> _Given problem_
Extract the data exactly, missing nothing.

> _Given records_
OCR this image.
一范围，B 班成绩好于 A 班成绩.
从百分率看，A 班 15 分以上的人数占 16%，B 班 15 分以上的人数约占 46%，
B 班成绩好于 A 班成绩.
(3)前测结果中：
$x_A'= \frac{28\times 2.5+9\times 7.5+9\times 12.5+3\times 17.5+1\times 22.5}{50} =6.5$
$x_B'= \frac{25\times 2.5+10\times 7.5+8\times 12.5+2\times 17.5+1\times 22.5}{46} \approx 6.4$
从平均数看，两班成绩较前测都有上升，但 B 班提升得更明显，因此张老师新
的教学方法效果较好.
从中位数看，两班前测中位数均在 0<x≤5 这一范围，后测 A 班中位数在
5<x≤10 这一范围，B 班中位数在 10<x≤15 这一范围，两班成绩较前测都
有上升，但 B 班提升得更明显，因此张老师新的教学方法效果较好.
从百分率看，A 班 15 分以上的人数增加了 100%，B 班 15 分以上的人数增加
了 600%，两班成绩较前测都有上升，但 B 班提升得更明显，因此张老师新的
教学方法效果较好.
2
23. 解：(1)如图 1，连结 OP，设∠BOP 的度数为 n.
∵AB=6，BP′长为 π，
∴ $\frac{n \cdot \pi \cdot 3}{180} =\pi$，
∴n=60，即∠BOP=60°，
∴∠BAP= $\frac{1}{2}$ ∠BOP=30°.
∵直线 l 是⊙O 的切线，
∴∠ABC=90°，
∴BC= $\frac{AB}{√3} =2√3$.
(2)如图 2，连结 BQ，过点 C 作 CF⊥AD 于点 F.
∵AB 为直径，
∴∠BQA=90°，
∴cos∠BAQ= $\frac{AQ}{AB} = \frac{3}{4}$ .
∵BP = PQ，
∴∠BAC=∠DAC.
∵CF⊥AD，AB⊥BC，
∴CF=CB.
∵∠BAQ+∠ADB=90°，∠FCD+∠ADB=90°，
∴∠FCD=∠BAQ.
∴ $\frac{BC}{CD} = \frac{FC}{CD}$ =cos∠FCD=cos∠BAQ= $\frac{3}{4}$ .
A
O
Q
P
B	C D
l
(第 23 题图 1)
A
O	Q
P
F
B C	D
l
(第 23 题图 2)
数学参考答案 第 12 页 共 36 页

> _Solution_
OCR this image.
一范围，B 班成绩好于 A 班成绩.
从百分率看，A 班 15 分以上的人数占 16%，B 班 15 分以上的人数约占 46%，
B 班成绩好于 A 班成绩.
(3)前测结果中：
$x_A'= \frac{28\times 2.5+9\times 7.5+9\times 12.5+3\times 17.5+1\times 22.5}{50} =6.5$
$x_B'= \frac{25\times 2.5+10\times 7.5+8\times 12.5+2\times 17.5+1\times 22.5}{46} \approx 6.4$
从平均数看，两班成绩较前测都有上升，但 B 班提升得更明显，因此张老师新
的教学方法效果较好.
从中位数看，两班前测中位数均在 0<x≤5 这一范围，后测 A 班中位数在
5<x≤10 这一范围，B 班中位数在 10<x≤15 这一范围，两班成绩较前测都
有上升，但 B 班提升得更明显，因此张老师新的教学方法效果较好.
从百分率看，A 班 15 分以上的人数增加了 100%，B 班 15 分以上的人数增加
了 600%，两班成绩较前测都有上升，但 B 班提升得更明显，因此张老师新的
教学方法效果较好.
2
23. 解：(1)如图 1，连结 OP，设∠BOP 的度数为 n.
∵AB=6，BP′长为 π，
∴ $\frac{n \cdot \pi \cdot 3}{180} =\pi$，
∴n=60，即∠BOP=60°，
∴∠BAP= $\frac{1}{2}$ ∠BOP=30°.
∵直线 l 是⊙O 的切线，
∴∠ABC=90°，
∴BC= $\frac{AB}{√3} =2√3$.
(2)如图 2，连结 BQ，过点 C 作 CF⊥AD 于点 F.
∵AB 为直径，
∴∠BQA=90°，
∴cos∠BAQ= $\frac{AQ}{AB} = \frac{3}{4}$ .
∵BP = PQ，
∴∠BAC=∠DAC.
∵CF⊥AD，AB⊥BC，
∴CF=CB.
∵∠BAQ+∠ADB=90°，∠FCD+∠ADB=90°，
∴∠FCD=∠BAQ.
∴ $\frac{BC}{CD} = \frac{FC}{CD}$ =cos∠FCD=cos∠BAQ= $\frac{3}{4}$ .
A
O
Q
P
B	C D
l
(第 23 题图 1)
A
O	Q
P
F
B C	D
l
(第 23 题图 2)
数学参考答案 第 12 页 共 36 页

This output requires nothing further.